(Raw records)
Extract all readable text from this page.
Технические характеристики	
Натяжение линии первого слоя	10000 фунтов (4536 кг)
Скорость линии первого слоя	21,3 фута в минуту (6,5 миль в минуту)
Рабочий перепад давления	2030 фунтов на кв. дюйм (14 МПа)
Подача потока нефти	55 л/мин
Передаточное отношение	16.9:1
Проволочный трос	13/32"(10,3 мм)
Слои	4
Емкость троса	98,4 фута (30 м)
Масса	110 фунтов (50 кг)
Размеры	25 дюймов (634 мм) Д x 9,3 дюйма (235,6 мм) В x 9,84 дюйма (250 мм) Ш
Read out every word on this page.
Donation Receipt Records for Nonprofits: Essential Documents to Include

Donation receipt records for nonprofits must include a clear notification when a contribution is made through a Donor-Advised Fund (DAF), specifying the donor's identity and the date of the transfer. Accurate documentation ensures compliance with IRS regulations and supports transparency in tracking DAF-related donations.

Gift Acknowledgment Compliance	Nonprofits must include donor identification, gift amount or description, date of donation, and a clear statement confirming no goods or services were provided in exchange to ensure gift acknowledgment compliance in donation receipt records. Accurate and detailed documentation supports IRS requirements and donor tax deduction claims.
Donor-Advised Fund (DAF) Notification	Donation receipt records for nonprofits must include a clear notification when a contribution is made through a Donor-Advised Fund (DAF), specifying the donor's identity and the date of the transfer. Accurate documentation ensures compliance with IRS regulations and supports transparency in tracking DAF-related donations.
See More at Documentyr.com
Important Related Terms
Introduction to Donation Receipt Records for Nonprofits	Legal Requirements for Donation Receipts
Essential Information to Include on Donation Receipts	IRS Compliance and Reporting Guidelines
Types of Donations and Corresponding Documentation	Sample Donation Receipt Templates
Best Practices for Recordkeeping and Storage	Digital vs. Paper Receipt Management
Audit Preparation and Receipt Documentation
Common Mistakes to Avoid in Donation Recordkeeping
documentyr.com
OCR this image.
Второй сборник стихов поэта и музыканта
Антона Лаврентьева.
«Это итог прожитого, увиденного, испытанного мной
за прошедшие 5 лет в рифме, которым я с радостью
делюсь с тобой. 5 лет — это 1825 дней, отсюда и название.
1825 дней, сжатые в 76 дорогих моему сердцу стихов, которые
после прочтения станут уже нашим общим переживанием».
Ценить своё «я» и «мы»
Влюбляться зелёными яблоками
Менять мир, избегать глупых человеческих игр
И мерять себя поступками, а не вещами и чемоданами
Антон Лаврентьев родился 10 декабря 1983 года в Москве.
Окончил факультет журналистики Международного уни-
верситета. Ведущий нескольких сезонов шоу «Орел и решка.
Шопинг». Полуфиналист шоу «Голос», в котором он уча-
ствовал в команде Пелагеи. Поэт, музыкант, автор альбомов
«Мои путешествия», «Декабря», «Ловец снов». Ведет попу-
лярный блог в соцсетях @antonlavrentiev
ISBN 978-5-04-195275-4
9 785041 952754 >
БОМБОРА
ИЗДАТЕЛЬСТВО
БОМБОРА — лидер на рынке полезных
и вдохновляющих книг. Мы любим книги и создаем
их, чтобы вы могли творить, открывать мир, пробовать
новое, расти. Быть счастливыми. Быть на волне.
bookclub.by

What to produce: Go through the preceding material and copy each line that has the word "contribution".

Answer below:
Donation receipt records for nonprofits must include a clear notification when a contribution is made through a Donor-Advised Fund (DAF), specifying the donor's identity and the date of the transfer. Accurate documentation ensures compliance with IRS regulations and supports transparency in tracking DAF-related donations.
Donor-Advised Fund (DAF) Notification	Donation receipt records for nonprofits must include a clear notification when a contribution is made through a Donor-Advised Fund (DAF), specifying the donor's identity and the date of the transfer. Accurate documentation ensures compliance with IRS regulations and supports transparency in tracking DAF-related donations.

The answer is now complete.